What you will do:
Type out every line below exactly as it reads.
======== Entries
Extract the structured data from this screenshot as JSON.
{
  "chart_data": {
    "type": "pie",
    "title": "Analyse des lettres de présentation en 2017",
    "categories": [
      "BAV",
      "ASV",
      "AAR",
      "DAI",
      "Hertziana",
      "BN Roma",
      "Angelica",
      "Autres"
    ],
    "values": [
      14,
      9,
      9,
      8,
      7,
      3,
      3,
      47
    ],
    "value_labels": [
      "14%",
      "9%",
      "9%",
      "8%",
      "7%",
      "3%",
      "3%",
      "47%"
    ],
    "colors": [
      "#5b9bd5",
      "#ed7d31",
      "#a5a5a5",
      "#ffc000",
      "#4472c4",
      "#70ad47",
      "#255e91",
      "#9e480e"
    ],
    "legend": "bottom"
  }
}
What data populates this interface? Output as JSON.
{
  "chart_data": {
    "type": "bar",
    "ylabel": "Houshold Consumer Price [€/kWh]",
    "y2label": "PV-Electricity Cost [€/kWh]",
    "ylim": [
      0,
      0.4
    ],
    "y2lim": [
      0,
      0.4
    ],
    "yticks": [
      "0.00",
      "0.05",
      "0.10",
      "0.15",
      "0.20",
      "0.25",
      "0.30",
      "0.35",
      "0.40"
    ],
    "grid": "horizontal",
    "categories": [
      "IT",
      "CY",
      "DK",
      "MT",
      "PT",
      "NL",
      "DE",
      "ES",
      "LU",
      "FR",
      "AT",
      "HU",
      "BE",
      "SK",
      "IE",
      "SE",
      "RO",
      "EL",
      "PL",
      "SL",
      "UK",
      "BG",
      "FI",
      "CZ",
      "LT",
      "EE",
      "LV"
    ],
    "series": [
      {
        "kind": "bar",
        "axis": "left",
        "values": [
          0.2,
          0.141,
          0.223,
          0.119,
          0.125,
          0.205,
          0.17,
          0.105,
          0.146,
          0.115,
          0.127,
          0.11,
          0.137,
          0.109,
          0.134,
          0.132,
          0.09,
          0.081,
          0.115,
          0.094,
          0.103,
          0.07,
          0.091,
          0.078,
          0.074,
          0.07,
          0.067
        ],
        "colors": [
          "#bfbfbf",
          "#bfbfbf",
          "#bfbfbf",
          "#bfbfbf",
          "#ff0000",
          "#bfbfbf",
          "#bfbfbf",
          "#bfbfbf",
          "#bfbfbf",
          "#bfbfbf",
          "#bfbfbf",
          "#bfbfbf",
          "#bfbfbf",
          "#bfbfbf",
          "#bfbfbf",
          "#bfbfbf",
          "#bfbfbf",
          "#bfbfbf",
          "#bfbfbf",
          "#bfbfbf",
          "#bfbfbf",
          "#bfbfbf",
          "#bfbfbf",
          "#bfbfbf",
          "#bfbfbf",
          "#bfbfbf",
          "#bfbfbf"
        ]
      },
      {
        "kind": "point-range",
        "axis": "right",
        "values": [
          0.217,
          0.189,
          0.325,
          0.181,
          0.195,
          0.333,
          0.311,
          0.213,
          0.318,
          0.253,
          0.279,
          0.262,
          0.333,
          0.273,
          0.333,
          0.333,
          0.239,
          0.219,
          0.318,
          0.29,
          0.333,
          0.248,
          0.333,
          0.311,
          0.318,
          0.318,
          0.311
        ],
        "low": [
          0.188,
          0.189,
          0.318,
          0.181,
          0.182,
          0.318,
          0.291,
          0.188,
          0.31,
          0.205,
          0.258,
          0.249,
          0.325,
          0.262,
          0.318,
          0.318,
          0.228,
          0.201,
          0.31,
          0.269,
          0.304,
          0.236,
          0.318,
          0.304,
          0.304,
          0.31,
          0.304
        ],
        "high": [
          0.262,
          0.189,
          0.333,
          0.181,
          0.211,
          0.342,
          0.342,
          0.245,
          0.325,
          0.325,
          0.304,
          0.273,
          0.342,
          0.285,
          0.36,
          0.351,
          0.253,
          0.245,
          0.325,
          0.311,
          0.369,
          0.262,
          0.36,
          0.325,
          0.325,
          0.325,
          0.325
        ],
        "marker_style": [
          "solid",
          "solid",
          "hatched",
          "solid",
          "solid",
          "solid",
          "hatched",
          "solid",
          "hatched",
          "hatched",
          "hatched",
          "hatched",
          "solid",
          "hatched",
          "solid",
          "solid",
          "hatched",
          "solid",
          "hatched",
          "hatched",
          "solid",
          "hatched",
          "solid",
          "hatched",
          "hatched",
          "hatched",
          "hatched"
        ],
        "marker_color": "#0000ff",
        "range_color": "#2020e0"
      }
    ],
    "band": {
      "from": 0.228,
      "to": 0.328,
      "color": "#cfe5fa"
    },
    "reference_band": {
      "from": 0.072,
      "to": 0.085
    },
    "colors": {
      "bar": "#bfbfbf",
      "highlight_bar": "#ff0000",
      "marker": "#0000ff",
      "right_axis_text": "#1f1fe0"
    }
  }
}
================
Task output:
Extract the structured data from this screenshot as JSON.
{
  "chart_data": {
    "type": "pie",
    "title": "Analyse des lettres de présentation en 2017",
    "categories": [
      "BAV",
      "ASV",
      "AAR",
      "DAI",
      "Hertziana",
      "BN Roma",
      "Angelica",
      "Autres"
    ],
    "values": [
      14,
      9,
      9,
      8,
      7,
      3,
      3,
      47
    ],
    "value_labels": [
      "14%",
      "9%",
      "9%",
      "8%",
      "7%",
      "3%",
      "3%",
      "47%"
    ],
    "colors": [
      "#5b9bd5",
      "#ed7d31",
      "#a5a5a5",
      "#ffc000",
      "#4472c4",
      "#70ad47",
      "#255e91",
      "#9e480e"
    ],
    "legend": "bottom"
  }
}
What data populates this interface? Output as JSON.
{
  "chart_data": {
    "type": "bar",
    "ylabel": "Houshold Consumer Price [€/kWh]",
    "y2label": "PV-Electricity Cost [€/kWh]",
    "ylim": [
      0,
      0.4
    ],
    "y2lim": [
      0,
      0.4
    ],
    "yticks": [
      "0.00",
      "0.05",
      "0.10",
      "0.15",
      "0.20",
      "0.25",
      "0.30",
      "0.35",
      "0.40"
    ],
    "grid": "horizontal",
    "categories": [
      "IT",
      "CY",
      "DK",
      "MT",
      "PT",
      "NL",
      "DE",
      "ES",
      "LU",
      "FR",
      "AT",
      "HU",
      "BE",
      "SK",
      "IE",
      "SE",
      "RO",
      "EL",
      "PL",
      "SL",
      "UK",
      "BG",
      "FI",
      "CZ",
      "LT",
      "EE",
      "LV"
    ],
    "series": [
      {
        "kind": "bar",
        "axis": "left",
        "values": [
          0.2,
          0.141,
          0.223,
          0.119,
          0.125,
          0.205,
          0.17,
          0.105,
          0.146,
          0.115,
          0.127,
          0.11,
          0.137,
          0.109,
          0.134,
          0.132,
          0.09,
          0.081,
          0.115,
          0.094,
          0.103,
          0.07,
          0.091,
          0.078,
          0.074,
          0.07,
          0.067
        ],
        "colors": [
          "#bfbfbf",
          "#bfbfbf",
          "#bfbfbf",
          "#bfbfbf",
          "#ff0000",
          "#bfbfbf",
          "#bfbfbf",
          "#bfbfbf",
          "#bfbfbf",
          "#bfbfbf",
          "#bfbfbf",
          "#bfbfbf",
          "#bfbfbf",
          "#bfbfbf",
          "#bfbfbf",
          "#bfbfbf",
          "#bfbfbf",
          "#bfbfbf",
          "#bfbfbf",
          "#bfbfbf",
          "#bfbfbf",
          "#bfbfbf",
          "#bfbfbf",
          "#bfbfbf",
          "#bfbfbf",
          "#bfbfbf",
          "#bfbfbf"
        ]
      },
      {
        "kind": "point-range",
        "axis": "right",
        "values": [
          0.217,
          0.189,
          0.325,
          0.181,
          0.195,
          0.333,
          0.311,
          0.213,
          0.318,
          0.253,
          0.279,
          0.262,
          0.333,
          0.273,
          0.333,
          0.333,
          0.239,
          0.219,
          0.318,
          0.29,
          0.333,
          0.248,
          0.333,
          0.311,
          0.318,
          0.318,
          0.311
        ],
        "low": [
          0.188,
          0.189,
          0.318,
          0.181,
          0.182,
          0.318,
          0.291,
          0.188,
          0.31,
          0.205,
          0.258,
          0.249,
          0.325,
          0.262,
          0.318,
          0.318,
          0.228,
          0.201,
          0.31,
          0.269,
          0.304,
          0.236,
          0.318,
          0.304,
          0.304,
          0.31,
          0.304
        ],
        "high": [
          0.262,
          0.189,
          0.333,
          0.181,
          0.211,
          0.342,
          0.342,
          0.245,
          0.325,
          0.325,
          0.304,
          0.273,
          0.342,
          0.285,
          0.36,
          0.351,
          0.253,
          0.245,
          0.325,
          0.311,
          0.369,
          0.262,
          0.36,
          0.325,
          0.325,
          0.325,
          0.325
        ],
        "marker_style": [
          "solid",
          "solid",
          "hatched",
          "solid",
          "solid",
          "solid",
          "hatched",
          "solid",
          "hatched",
          "hatched",
          "hatched",
          "hatched",
          "solid",
          "hatched",
          "solid",
          "solid",
          "hatched",
          "solid",
          "hatched",
          "hatched",
          "solid",
          "hatched",
          "solid",
          "hatched",
          "hatched",
          "hatched",
          "hatched"
        ],
        "marker_color": "#0000ff",
        "range_color": "#2020e0"
      }
    ],
    "band": {
      "from": 0.228,
      "to": 0.328,
      "color": "#cfe5fa"
    },
    "reference_band": {
      "from": 0.072,
      "to": 0.085
    },
    "colors": {
      "bar": "#bfbfbf",
      "highlight_bar": "#ff0000",
      "marker": "#0000ff",
      "right_axis_text": "#1f1fe0"
    }
  }
}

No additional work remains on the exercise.